INSTRUCTIONS FOR THE TASK: Take every line from the listing below that contains "headrest".
[Start MATERIAL PROVIDED]
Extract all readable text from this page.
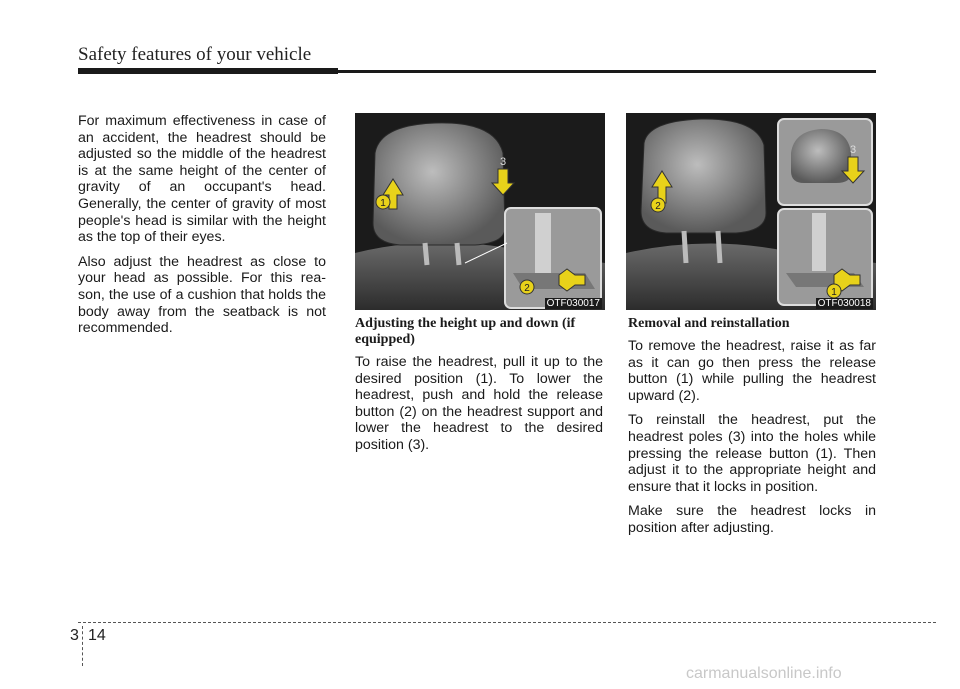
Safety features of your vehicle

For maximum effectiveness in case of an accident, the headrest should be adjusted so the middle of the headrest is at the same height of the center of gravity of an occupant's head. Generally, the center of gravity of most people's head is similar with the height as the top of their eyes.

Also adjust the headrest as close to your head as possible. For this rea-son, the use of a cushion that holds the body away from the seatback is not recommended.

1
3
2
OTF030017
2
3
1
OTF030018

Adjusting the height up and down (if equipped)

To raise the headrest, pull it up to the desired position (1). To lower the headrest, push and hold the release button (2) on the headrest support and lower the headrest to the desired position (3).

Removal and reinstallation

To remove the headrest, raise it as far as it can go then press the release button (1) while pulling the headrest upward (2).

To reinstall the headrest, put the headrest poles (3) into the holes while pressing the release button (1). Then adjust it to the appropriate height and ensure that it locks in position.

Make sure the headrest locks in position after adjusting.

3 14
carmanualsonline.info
[End MATERIAL PROVIDED]
TASK OUTPUT:
For maximum effectiveness in case of an accident, the headrest should be adjusted so the middle of the headrest is at the same height of the center of gravity of an occupant's head. Generally, the center of gravity of most people's head is similar with the height as the top of their eyes.
Also adjust the headrest as close to your head as possible. For this rea-son, the use of a cushion that holds the body away from the seatback is not recommended.
To raise the headrest, pull it up to the desired position (1). To lower the headrest, push and hold the release button (2) on the headrest support and lower the headrest to the desired position (3).
To remove the headrest, raise it as far as it can go then press the release button (1) while pulling the headrest upward (2).
To reinstall the headrest, put the headrest poles (3) into the holes while pressing the release button (1). Then adjust it to the appropriate height and ensure that it locks in position.
Make sure the headrest locks in position after adjusting.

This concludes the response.